* start Records to use *

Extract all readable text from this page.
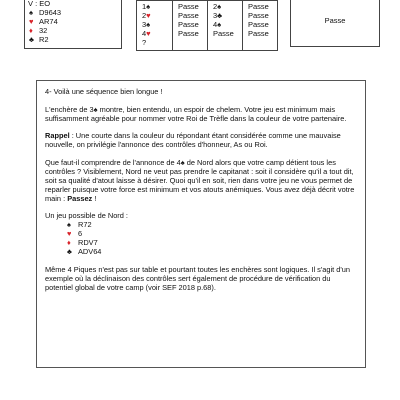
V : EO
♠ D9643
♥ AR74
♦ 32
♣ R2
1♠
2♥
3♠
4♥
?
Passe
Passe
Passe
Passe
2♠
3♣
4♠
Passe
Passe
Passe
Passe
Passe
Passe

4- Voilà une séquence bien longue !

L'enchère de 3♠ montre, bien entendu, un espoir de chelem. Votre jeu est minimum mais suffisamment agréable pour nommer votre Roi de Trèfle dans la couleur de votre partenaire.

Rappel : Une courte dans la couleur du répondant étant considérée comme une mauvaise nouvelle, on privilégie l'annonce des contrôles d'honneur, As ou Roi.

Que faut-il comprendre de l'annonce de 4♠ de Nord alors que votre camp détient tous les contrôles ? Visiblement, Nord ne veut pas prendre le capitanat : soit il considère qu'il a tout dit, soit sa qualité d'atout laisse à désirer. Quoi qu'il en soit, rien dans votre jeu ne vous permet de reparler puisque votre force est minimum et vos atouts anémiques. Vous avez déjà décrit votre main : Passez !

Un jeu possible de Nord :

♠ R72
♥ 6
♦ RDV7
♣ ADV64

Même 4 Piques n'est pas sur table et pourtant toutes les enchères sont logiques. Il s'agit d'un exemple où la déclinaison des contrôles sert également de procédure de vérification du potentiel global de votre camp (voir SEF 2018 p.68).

* end Records to use *

Apart from the pictures, the entries above are to be repeated in full and exactly.

Extract all readable text from this page.
V : EO
♠ D9643
♥ AR74
♦ 32
♣ R2
1♠
2♥
3♠
4♥
?
Passe
Passe
Passe
Passe
2♠
3♣
4♠
Passe
Passe
Passe
Passe
Passe
Passe

4- Voilà une séquence bien longue !

L'enchère de 3♠ montre, bien entendu, un espoir de chelem. Votre jeu est minimum mais suffisamment agréable pour nommer votre Roi de Trèfle dans la couleur de votre partenaire.

Rappel : Une courte dans la couleur du répondant étant considérée comme une mauvaise nouvelle, on privilégie l'annonce des contrôles d'honneur, As ou Roi.

Que faut-il comprendre de l'annonce de 4♠ de Nord alors que votre camp détient tous les contrôles ? Visiblement, Nord ne veut pas prendre le capitanat : soit il considère qu'il a tout dit, soit sa qualité d'atout laisse à désirer. Quoi qu'il en soit, rien dans votre jeu ne vous permet de reparler puisque votre force est minimum et vos atouts anémiques. Vous avez déjà décrit votre main : Passez !

Un jeu possible de Nord :

♠ R72
♥ 6
♦ RDV7
♣ ADV64

Même 4 Piques n'est pas sur table et pourtant toutes les enchères sont logiques. Il s'agit d'un exemple où la déclinaison des contrôles sert également de procédure de vérification du potentiel global de votre camp (voir SEF 2018 p.68).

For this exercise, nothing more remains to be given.